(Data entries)
<<<<

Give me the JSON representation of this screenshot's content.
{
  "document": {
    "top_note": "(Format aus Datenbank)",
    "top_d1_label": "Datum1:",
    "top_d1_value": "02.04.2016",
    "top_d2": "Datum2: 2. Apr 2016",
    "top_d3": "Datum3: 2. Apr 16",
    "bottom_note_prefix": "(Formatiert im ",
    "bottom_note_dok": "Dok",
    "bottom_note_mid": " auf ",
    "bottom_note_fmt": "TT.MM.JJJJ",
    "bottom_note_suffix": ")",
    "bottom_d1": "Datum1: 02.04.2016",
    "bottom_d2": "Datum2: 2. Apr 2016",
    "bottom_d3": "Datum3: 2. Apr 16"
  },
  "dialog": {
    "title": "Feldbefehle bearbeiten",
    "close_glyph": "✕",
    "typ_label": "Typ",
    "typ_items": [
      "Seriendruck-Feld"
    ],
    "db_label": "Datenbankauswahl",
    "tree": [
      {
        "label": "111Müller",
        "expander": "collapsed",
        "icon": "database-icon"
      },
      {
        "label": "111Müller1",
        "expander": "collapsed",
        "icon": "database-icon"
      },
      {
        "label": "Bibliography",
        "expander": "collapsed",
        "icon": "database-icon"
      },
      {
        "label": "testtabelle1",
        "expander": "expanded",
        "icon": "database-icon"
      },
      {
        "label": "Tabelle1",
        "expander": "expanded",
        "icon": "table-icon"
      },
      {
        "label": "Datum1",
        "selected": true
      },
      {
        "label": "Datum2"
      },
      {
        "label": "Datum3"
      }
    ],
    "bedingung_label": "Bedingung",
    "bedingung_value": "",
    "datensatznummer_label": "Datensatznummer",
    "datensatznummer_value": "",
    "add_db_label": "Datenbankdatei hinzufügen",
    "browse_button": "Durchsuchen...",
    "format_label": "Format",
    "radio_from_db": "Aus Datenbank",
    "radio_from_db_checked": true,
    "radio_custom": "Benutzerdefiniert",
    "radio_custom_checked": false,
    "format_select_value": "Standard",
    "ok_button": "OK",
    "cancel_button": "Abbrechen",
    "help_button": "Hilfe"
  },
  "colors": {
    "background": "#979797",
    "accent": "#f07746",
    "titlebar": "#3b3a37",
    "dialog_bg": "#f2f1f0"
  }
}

>>>>

Write every entry out again exactly.

> [Response to the task]
Give me the JSON representation of this screenshot's content.
{
  "document": {
    "top_note": "(Format aus Datenbank)",
    "top_d1_label": "Datum1:",
    "top_d1_value": "02.04.2016",
    "top_d2": "Datum2: 2. Apr 2016",
    "top_d3": "Datum3: 2. Apr 16",
    "bottom_note_prefix": "(Formatiert im ",
    "bottom_note_dok": "Dok",
    "bottom_note_mid": " auf ",
    "bottom_note_fmt": "TT.MM.JJJJ",
    "bottom_note_suffix": ")",
    "bottom_d1": "Datum1: 02.04.2016",
    "bottom_d2": "Datum2: 2. Apr 2016",
    "bottom_d3": "Datum3: 2. Apr 16"
  },
  "dialog": {
    "title": "Feldbefehle bearbeiten",
    "close_glyph": "✕",
    "typ_label": "Typ",
    "typ_items": [
      "Seriendruck-Feld"
    ],
    "db_label": "Datenbankauswahl",
    "tree": [
      {
        "label": "111Müller",
        "expander": "collapsed",
        "icon": "database-icon"
      },
      {
        "label": "111Müller1",
        "expander": "collapsed",
        "icon": "database-icon"
      },
      {
        "label": "Bibliography",
        "expander": "collapsed",
        "icon": "database-icon"
      },
      {
        "label": "testtabelle1",
        "expander": "expanded",
        "icon": "database-icon"
      },
      {
        "label": "Tabelle1",
        "expander": "expanded",
        "icon": "table-icon"
      },
      {
        "label": "Datum1",
        "selected": true
      },
      {
        "label": "Datum2"
      },
      {
        "label": "Datum3"
      }
    ],
    "bedingung_label": "Bedingung",
    "bedingung_value": "",
    "datensatznummer_label": "Datensatznummer",
    "datensatznummer_value": "",
    "add_db_label": "Datenbankdatei hinzufügen",
    "browse_button": "Durchsuchen...",
    "format_label": "Format",
    "radio_from_db": "Aus Datenbank",
    "radio_from_db_checked": true,
    "radio_custom": "Benutzerdefiniert",
    "radio_custom_checked": false,
    "format_select_value": "Standard",
    "ok_button": "OK",
    "cancel_button": "Abbrechen",
    "help_button": "Hilfe"
  },
  "colors": {
    "background": "#979797",
    "accent": "#f07746",
    "titlebar": "#3b3a37",
    "dialog_bg": "#f2f1f0"
  }
}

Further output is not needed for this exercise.